To be done: Copy every record exactly, and keep the pictures out.

Record excerpts:
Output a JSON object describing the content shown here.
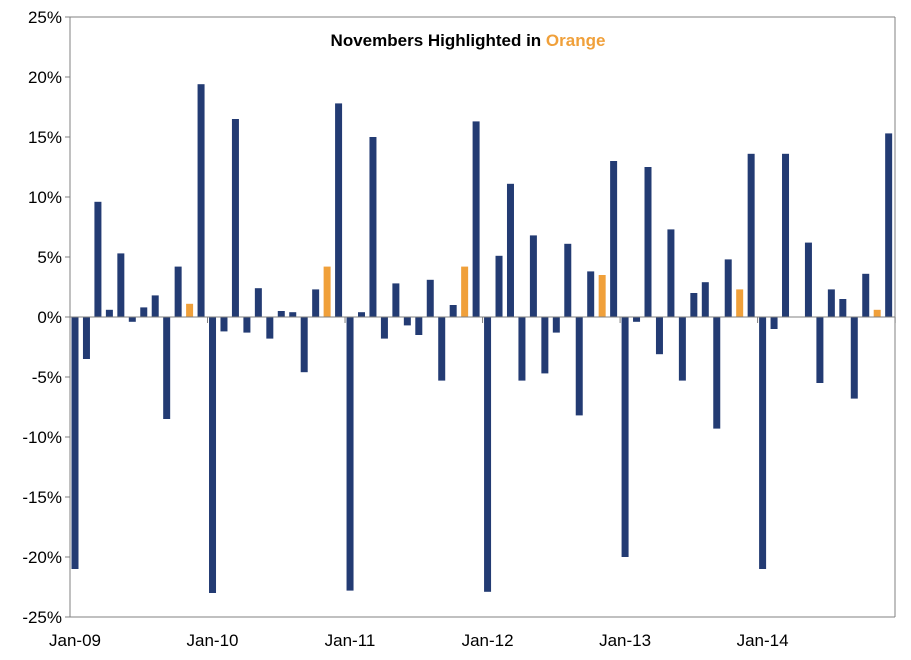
{
  "chart_data": {
    "type": "bar",
    "title_prefix": "Novembers Highlighted  in ",
    "title_highlight": "Orange",
    "xlabel": "",
    "ylabel": "",
    "ylim": [
      -25,
      25
    ],
    "y_ticks": [
      -25,
      -20,
      -15,
      -10,
      -5,
      0,
      5,
      10,
      15,
      20,
      25
    ],
    "y_tick_labels": [
      "-25%",
      "-20%",
      "-15%",
      "-10%",
      "-5%",
      "0%",
      "5%",
      "10%",
      "15%",
      "20%",
      "25%"
    ],
    "x_tick_labels": [
      "Jan-09",
      "Jan-10",
      "Jan-11",
      "Jan-12",
      "Jan-13",
      "Jan-14"
    ],
    "x_tick_indices": [
      0,
      12,
      24,
      36,
      48,
      60
    ],
    "grid": false,
    "legend": "none",
    "colors": {
      "default_bar": "#233B73",
      "november_bar": "#F0A03A",
      "highlight_text": "#F0A03A",
      "axis": "#808080",
      "title_text": "#000000"
    },
    "categories": [
      "Jan-09",
      "Feb-09",
      "Mar-09",
      "Apr-09",
      "May-09",
      "Jun-09",
      "Jul-09",
      "Aug-09",
      "Sep-09",
      "Oct-09",
      "Nov-09",
      "Dec-09",
      "Jan-10",
      "Feb-10",
      "Mar-10",
      "Apr-10",
      "May-10",
      "Jun-10",
      "Jul-10",
      "Aug-10",
      "Sep-10",
      "Oct-10",
      "Nov-10",
      "Dec-10",
      "Jan-11",
      "Feb-11",
      "Mar-11",
      "Apr-11",
      "May-11",
      "Jun-11",
      "Jul-11",
      "Aug-11",
      "Sep-11",
      "Oct-11",
      "Nov-11",
      "Dec-11",
      "Jan-12",
      "Feb-12",
      "Mar-12",
      "Apr-12",
      "May-12",
      "Jun-12",
      "Jul-12",
      "Aug-12",
      "Sep-12",
      "Oct-12",
      "Nov-12",
      "Dec-12",
      "Jan-13",
      "Feb-13",
      "Mar-13",
      "Apr-13",
      "May-13",
      "Jun-13",
      "Jul-13",
      "Aug-13",
      "Sep-13",
      "Oct-13",
      "Nov-13",
      "Dec-13",
      "Jan-14",
      "Feb-14",
      "Mar-14",
      "Apr-14",
      "May-14",
      "Jun-14",
      "Jul-14",
      "Aug-14",
      "Sep-14",
      "Oct-14",
      "Nov-14",
      "Dec-14"
    ],
    "values": [
      -21.0,
      -3.5,
      9.6,
      0.6,
      5.3,
      -0.4,
      0.8,
      1.8,
      -8.5,
      4.2,
      1.1,
      19.4,
      -23.0,
      -1.2,
      16.5,
      -1.3,
      2.4,
      -1.8,
      0.5,
      0.4,
      -4.6,
      2.3,
      4.2,
      17.8,
      -22.8,
      0.4,
      15.0,
      -1.8,
      2.8,
      -0.7,
      -1.5,
      3.1,
      -5.3,
      1.0,
      4.2,
      16.3,
      -22.9,
      5.1,
      11.1,
      -5.3,
      6.8,
      -4.7,
      -1.3,
      6.1,
      -8.2,
      3.8,
      3.5,
      13.0,
      -20.0,
      -0.4,
      12.5,
      -3.1,
      7.3,
      -5.3,
      2.0,
      2.9,
      -9.3,
      4.8,
      2.3,
      13.6,
      -21.0,
      -1.0,
      13.6,
      0.0,
      6.2,
      -5.5,
      2.3,
      1.5,
      -6.8,
      3.6,
      0.6,
      15.3
    ],
    "highlighted_indices": [
      10,
      22,
      34,
      46,
      58,
      70
    ]
  }
}
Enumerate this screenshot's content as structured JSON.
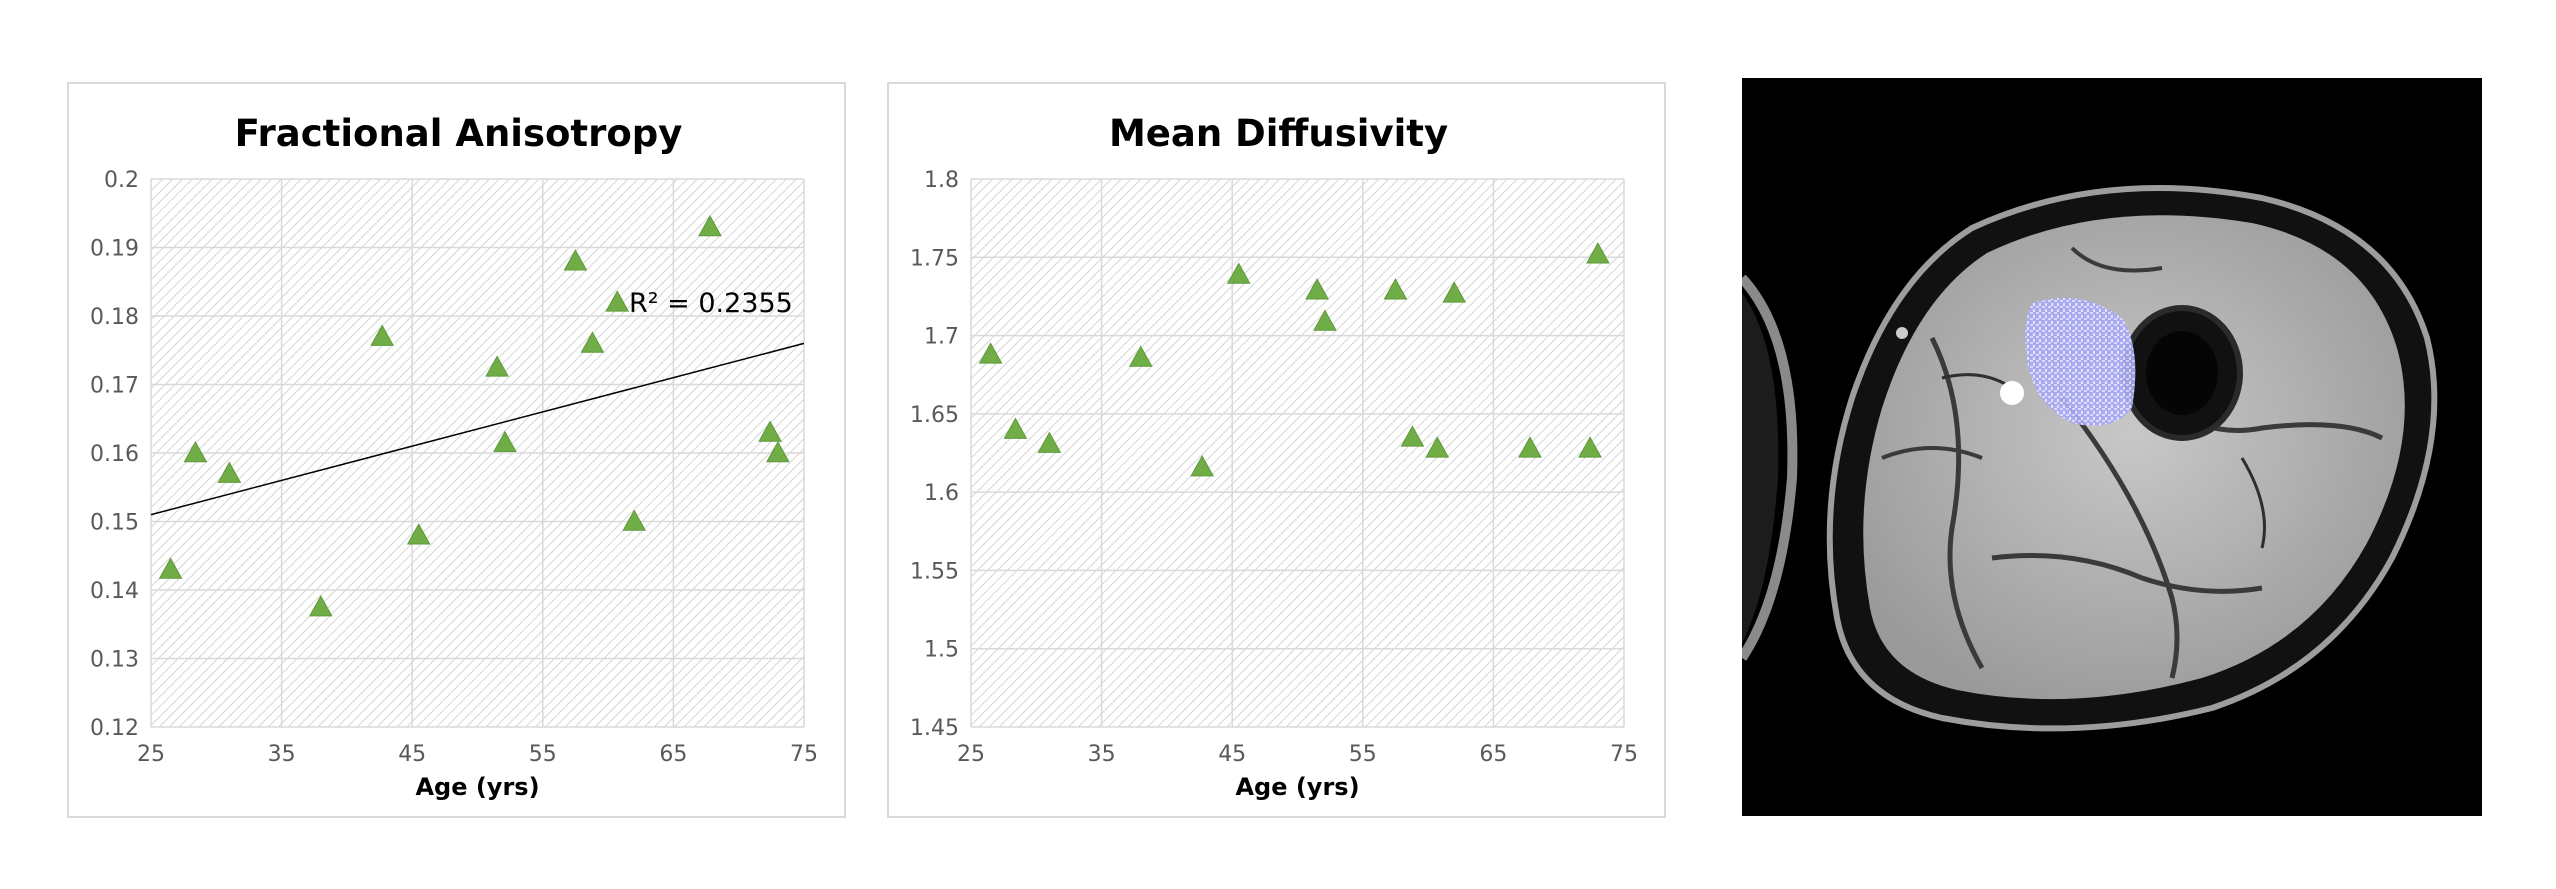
{
  "chart_data": [
    {
      "type": "scatter",
      "title": "Fractional Anisotropy",
      "xlabel": "Age (yrs)",
      "ylabel": "",
      "xlim": [
        25,
        75
      ],
      "ylim": [
        0.12,
        0.2
      ],
      "xticks": [
        "25",
        "35",
        "45",
        "55",
        "65",
        "75"
      ],
      "yticks": [
        "0.12",
        "0.13",
        "0.14",
        "0.15",
        "0.16",
        "0.17",
        "0.18",
        "0.19",
        "0.2"
      ],
      "grid": true,
      "legend": "none",
      "marker": "triangle",
      "marker_color": "#70AD47",
      "x": [
        26.5,
        28.4,
        31.0,
        38.0,
        42.7,
        45.5,
        51.5,
        52.1,
        57.5,
        58.8,
        60.7,
        62.0,
        67.8,
        72.4,
        73.0
      ],
      "y": [
        0.143,
        0.16,
        0.157,
        0.1375,
        0.177,
        0.148,
        0.1725,
        0.1615,
        0.188,
        0.176,
        0.182,
        0.15,
        0.193,
        0.163,
        0.16
      ],
      "trendline": {
        "type": "linear",
        "x": [
          25,
          75
        ],
        "y": [
          0.151,
          0.176
        ],
        "label": "R² = 0.2355"
      }
    },
    {
      "type": "scatter",
      "title": "Mean Diffusivity",
      "xlabel": "Age (yrs)",
      "ylabel": "",
      "xlim": [
        25,
        75
      ],
      "ylim": [
        1.45,
        1.8
      ],
      "xticks": [
        "25",
        "35",
        "45",
        "55",
        "65",
        "75"
      ],
      "yticks": [
        "1.45",
        "1.5",
        "1.55",
        "1.6",
        "1.65",
        "1.7",
        "1.75",
        "1.8"
      ],
      "grid": true,
      "legend": "none",
      "marker": "triangle",
      "marker_color": "#70AD47",
      "x": [
        26.5,
        28.4,
        31.0,
        38.0,
        42.7,
        45.5,
        51.5,
        52.1,
        57.5,
        58.8,
        60.7,
        62.0,
        67.8,
        72.4,
        73.0
      ],
      "y": [
        1.688,
        1.64,
        1.631,
        1.686,
        1.616,
        1.739,
        1.729,
        1.709,
        1.729,
        1.635,
        1.628,
        1.727,
        1.628,
        1.628,
        1.752
      ]
    }
  ],
  "image": {
    "icon": "mri-thigh-cross-section-icon",
    "highlight_color": "#A9A9F5"
  }
}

Full answer:
Output a JSON object describing the content shown here.
{
  "chart_data": {
    "type": "bar",
    "title_prefix": "Novembers Highlighted  in ",
    "title_highlight": "Orange",
    "xlabel": "",
    "ylabel": "",
    "ylim": [
      -25,
      25
    ],
    "y_ticks": [
      -25,
      -20,
      -15,
      -10,
      -5,
      0,
      5,
      10,
      15,
      20,
      25
    ],
    "y_tick_labels": [
      "-25%",
      "-20%",
      "-15%",
      "-10%",
      "-5%",
      "0%",
      "5%",
      "10%",
      "15%",
      "20%",
      "25%"
    ],
    "x_tick_labels": [
      "Jan-09",
      "Jan-10",
      "Jan-11",
      "Jan-12",
      "Jan-13",
      "Jan-14"
    ],
    "x_tick_indices": [
      0,
      12,
      24,
      36,
      48,
      60
    ],
    "grid": false,
    "legend": "none",
    "colors": {
      "default_bar": "#233B73",
      "november_bar": "#F0A03A",
      "highlight_text": "#F0A03A",
      "axis": "#808080",
      "title_text": "#000000"
    },
    "categories": [
      "Jan-09",
      "Feb-09",
      "Mar-09",
      "Apr-09",
      "May-09",
      "Jun-09",
      "Jul-09",
      "Aug-09",
      "Sep-09",
      "Oct-09",
      "Nov-09",
      "Dec-09",
      "Jan-10",
      "Feb-10",
      "Mar-10",
      "Apr-10",
      "May-10",
      "Jun-10",
      "Jul-10",
      "Aug-10",
      "Sep-10",
      "Oct-10",
      "Nov-10",
      "Dec-10",
      "Jan-11",
      "Feb-11",
      "Mar-11",
      "Apr-11",
      "May-11",
      "Jun-11",
      "Jul-11",
      "Aug-11",
      "Sep-11",
      "Oct-11",
      "Nov-11",
      "Dec-11",
      "Jan-12",
      "Feb-12",
      "Mar-12",
      "Apr-12",
      "May-12",
      "Jun-12",
      "Jul-12",
      "Aug-12",
      "Sep-12",
      "Oct-12",
      "Nov-12",
      "Dec-12",
      "Jan-13",
      "Feb-13",
      "Mar-13",
      "Apr-13",
      "May-13",
      "Jun-13",
      "Jul-13",
      "Aug-13",
      "Sep-13",
      "Oct-13",
      "Nov-13",
      "Dec-13",
      "Jan-14",
      "Feb-14",
      "Mar-14",
      "Apr-14",
      "May-14",
      "Jun-14",
      "Jul-14",
      "Aug-14",
      "Sep-14",
      "Oct-14",
      "Nov-14",
      "Dec-14"
    ],
    "values": [
      -21.0,
      -3.5,
      9.6,
      0.6,
      5.3,
      -0.4,
      0.8,
      1.8,
      -8.5,
      4.2,
      1.1,
      19.4,
      -23.0,
      -1.2,
      16.5,
      -1.3,
      2.4,
      -1.8,
      0.5,
      0.4,
      -4.6,
      2.3,
      4.2,
      17.8,
      -22.8,
      0.4,
      15.0,
      -1.8,
      2.8,
      -0.7,
      -1.5,
      3.1,
      -5.3,
      1.0,
      4.2,
      16.3,
      -22.9,
      5.1,
      11.1,
      -5.3,
      6.8,
      -4.7,
      -1.3,
      6.1,
      -8.2,
      3.8,
      3.5,
      13.0,
      -20.0,
      -0.4,
      12.5,
      -3.1,
      7.3,
      -5.3,
      2.0,
      2.9,
      -9.3,
      4.8,
      2.3,
      13.6,
      -21.0,
      -1.0,
      13.6,
      0.0,
      6.2,
      -5.5,
      2.3,
      1.5,
      -6.8,
      3.6,
      0.6,
      15.3
    ],
    "highlighted_indices": [
      10,
      22,
      34,
      46,
      58,
      70
    ]
  }
}
Enumerate this screenshot's content as structured JSON.
{
  "chart_data": [
    {
      "type": "scatter",
      "title": "Fractional Anisotropy",
      "xlabel": "Age (yrs)",
      "ylabel": "",
      "xlim": [
        25,
        75
      ],
      "ylim": [
        0.12,
        0.2
      ],
      "xticks": [
        "25",
        "35",
        "45",
        "55",
        "65",
        "75"
      ],
      "yticks": [
        "0.12",
        "0.13",
        "0.14",
        "0.15",
        "0.16",
        "0.17",
        "0.18",
        "0.19",
        "0.2"
      ],
      "grid": true,
      "legend": "none",
      "marker": "triangle",
      "marker_color": "#70AD47",
      "x": [
        26.5,
        28.4,
        31.0,
        38.0,
        42.7,
        45.5,
        51.5,
        52.1,
        57.5,
        58.8,
        60.7,
        62.0,
        67.8,
        72.4,
        73.0
      ],
      "y": [
        0.143,
        0.16,
        0.157,
        0.1375,
        0.177,
        0.148,
        0.1725,
        0.1615,
        0.188,
        0.176,
        0.182,
        0.15,
        0.193,
        0.163,
        0.16
      ],
      "trendline": {
        "type": "linear",
        "x": [
          25,
          75
        ],
        "y": [
          0.151,
          0.176
        ],
        "label": "R² = 0.2355"
      }
    },
    {
      "type": "scatter",
      "title": "Mean Diffusivity",
      "xlabel": "Age (yrs)",
      "ylabel": "",
      "xlim": [
        25,
        75
      ],
      "ylim": [
        1.45,
        1.8
      ],
      "xticks": [
        "25",
        "35",
        "45",
        "55",
        "65",
        "75"
      ],
      "yticks": [
        "1.45",
        "1.5",
        "1.55",
        "1.6",
        "1.65",
        "1.7",
        "1.75",
        "1.8"
      ],
      "grid": true,
      "legend": "none",
      "marker": "triangle",
      "marker_color": "#70AD47",
      "x": [
        26.5,
        28.4,
        31.0,
        38.0,
        42.7,
        45.5,
        51.5,
        52.1,
        57.5,
        58.8,
        60.7,
        62.0,
        67.8,
        72.4,
        73.0
      ],
      "y": [
        1.688,
        1.64,
        1.631,
        1.686,
        1.616,
        1.739,
        1.729,
        1.709,
        1.729,
        1.635,
        1.628,
        1.727,
        1.628,
        1.628,
        1.752
      ]
    }
  ],
  "image": {
    "icon": "mri-thigh-cross-section-icon",
    "highlight_color": "#A9A9F5"
  }
}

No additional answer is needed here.